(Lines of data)
>> Begin

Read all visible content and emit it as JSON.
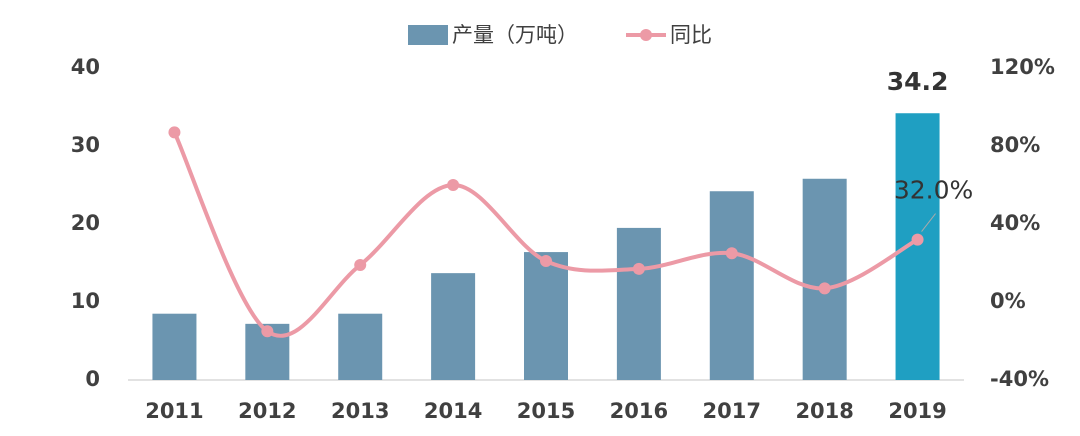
{
  "chart_data": {
    "type": "bar-line",
    "categories": [
      "2011",
      "2012",
      "2013",
      "2014",
      "2015",
      "2016",
      "2017",
      "2018",
      "2019"
    ],
    "series": [
      {
        "name": "产量（万吨）",
        "type": "bar",
        "color": "#6b95b0",
        "colors": [
          "#6b95b0",
          "#6b95b0",
          "#6b95b0",
          "#6b95b0",
          "#6b95b0",
          "#6b95b0",
          "#6b95b0",
          "#6b95b0",
          "#1f9fc2"
        ],
        "values": [
          8.5,
          7.2,
          8.5,
          13.7,
          16.4,
          19.5,
          24.2,
          25.8,
          34.2
        ],
        "labeled": [
          false,
          false,
          false,
          false,
          false,
          false,
          false,
          false,
          true
        ]
      },
      {
        "name": "同比",
        "type": "line",
        "axis": "y2",
        "color": "#ec9aa6",
        "values": [
          87,
          -15,
          19,
          60,
          21,
          17,
          25,
          7,
          32.0
        ],
        "value_labels": [
          null,
          null,
          null,
          null,
          null,
          null,
          null,
          null,
          "32.0%"
        ]
      }
    ],
    "ylim": [
      0,
      40
    ],
    "yticks": [
      0,
      10,
      20,
      30,
      40
    ],
    "y2lim": [
      -40,
      120
    ],
    "y2ticks": [
      {
        "value": -40,
        "label": "-40%"
      },
      {
        "value": 0,
        "label": "0%"
      },
      {
        "value": 40,
        "label": "40%"
      },
      {
        "value": 80,
        "label": "80%"
      },
      {
        "value": 120,
        "label": "120%"
      }
    ],
    "grid": false,
    "legend": "top"
  }
}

>> End

Reproduce the material above in full, exactly, with no images.

▶ Solution:
Read all visible content and emit it as JSON.
{
  "chart_data": {
    "type": "bar-line",
    "categories": [
      "2011",
      "2012",
      "2013",
      "2014",
      "2015",
      "2016",
      "2017",
      "2018",
      "2019"
    ],
    "series": [
      {
        "name": "产量（万吨）",
        "type": "bar",
        "color": "#6b95b0",
        "colors": [
          "#6b95b0",
          "#6b95b0",
          "#6b95b0",
          "#6b95b0",
          "#6b95b0",
          "#6b95b0",
          "#6b95b0",
          "#6b95b0",
          "#1f9fc2"
        ],
        "values": [
          8.5,
          7.2,
          8.5,
          13.7,
          16.4,
          19.5,
          24.2,
          25.8,
          34.2
        ],
        "labeled": [
          false,
          false,
          false,
          false,
          false,
          false,
          false,
          false,
          true
        ]
      },
      {
        "name": "同比",
        "type": "line",
        "axis": "y2",
        "color": "#ec9aa6",
        "values": [
          87,
          -15,
          19,
          60,
          21,
          17,
          25,
          7,
          32.0
        ],
        "value_labels": [
          null,
          null,
          null,
          null,
          null,
          null,
          null,
          null,
          "32.0%"
        ]
      }
    ],
    "ylim": [
      0,
      40
    ],
    "yticks": [
      0,
      10,
      20,
      30,
      40
    ],
    "y2lim": [
      -40,
      120
    ],
    "y2ticks": [
      {
        "value": -40,
        "label": "-40%"
      },
      {
        "value": 0,
        "label": "0%"
      },
      {
        "value": 40,
        "label": "40%"
      },
      {
        "value": 80,
        "label": "80%"
      },
      {
        "value": 120,
        "label": "120%"
      }
    ],
    "grid": false,
    "legend": "top"
  }
}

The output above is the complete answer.